STATED PROBLEM:
Print every record below exactly as written.

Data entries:
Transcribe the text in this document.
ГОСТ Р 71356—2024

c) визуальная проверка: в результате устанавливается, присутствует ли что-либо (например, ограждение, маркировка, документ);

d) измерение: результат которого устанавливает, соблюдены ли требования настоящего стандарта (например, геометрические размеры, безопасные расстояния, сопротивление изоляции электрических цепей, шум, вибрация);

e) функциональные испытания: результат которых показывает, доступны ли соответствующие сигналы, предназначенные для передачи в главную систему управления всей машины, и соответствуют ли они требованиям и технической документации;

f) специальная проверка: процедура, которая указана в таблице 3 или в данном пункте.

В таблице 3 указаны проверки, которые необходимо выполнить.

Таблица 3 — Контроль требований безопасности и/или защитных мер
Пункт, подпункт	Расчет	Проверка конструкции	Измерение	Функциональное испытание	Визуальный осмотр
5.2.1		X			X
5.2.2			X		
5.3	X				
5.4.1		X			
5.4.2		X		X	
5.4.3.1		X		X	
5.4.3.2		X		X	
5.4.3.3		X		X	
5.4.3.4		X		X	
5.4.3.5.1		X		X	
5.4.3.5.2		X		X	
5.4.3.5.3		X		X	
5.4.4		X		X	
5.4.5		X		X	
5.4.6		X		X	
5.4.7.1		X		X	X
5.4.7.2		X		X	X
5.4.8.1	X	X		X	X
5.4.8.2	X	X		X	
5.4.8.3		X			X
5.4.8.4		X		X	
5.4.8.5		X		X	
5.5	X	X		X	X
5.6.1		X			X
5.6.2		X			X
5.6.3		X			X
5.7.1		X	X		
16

ANSWER FOR THIS EXERCISE:
Transcribe the text in this document.
ГОСТ Р 71356—2024

c) визуальная проверка: в результате устанавливается, присутствует ли что-либо (например, ограждение, маркировка, документ);

d) измерение: результат которого устанавливает, соблюдены ли требования настоящего стандарта (например, геометрические размеры, безопасные расстояния, сопротивление изоляции электрических цепей, шум, вибрация);

e) функциональные испытания: результат которых показывает, доступны ли соответствующие сигналы, предназначенные для передачи в главную систему управления всей машины, и соответствуют ли они требованиям и технической документации;

f) специальная проверка: процедура, которая указана в таблице 3 или в данном пункте.

В таблице 3 указаны проверки, которые необходимо выполнить.

Таблица 3 — Контроль требований безопасности и/или защитных мер
Пункт, подпункт	Расчет	Проверка конструкции	Измерение	Функциональное испытание	Визуальный осмотр
5.2.1		X			X
5.2.2			X		
5.3	X				
5.4.1		X			
5.4.2		X		X	
5.4.3.1		X		X	
5.4.3.2		X		X	
5.4.3.3		X		X	
5.4.3.4		X		X	
5.4.3.5.1		X		X	
5.4.3.5.2		X		X	
5.4.3.5.3		X		X	
5.4.4		X		X	
5.4.5		X		X	
5.4.6		X		X	
5.4.7.1		X		X	X
5.4.7.2		X		X	X
5.4.8.1	X	X		X	X
5.4.8.2	X	X		X	
5.4.8.3		X			X
5.4.8.4		X		X	
5.4.8.5		X		X	
5.5	X	X		X	X
5.6.1		X			X
5.6.2		X			X
5.6.3		X			X
5.7.1		X	X		
16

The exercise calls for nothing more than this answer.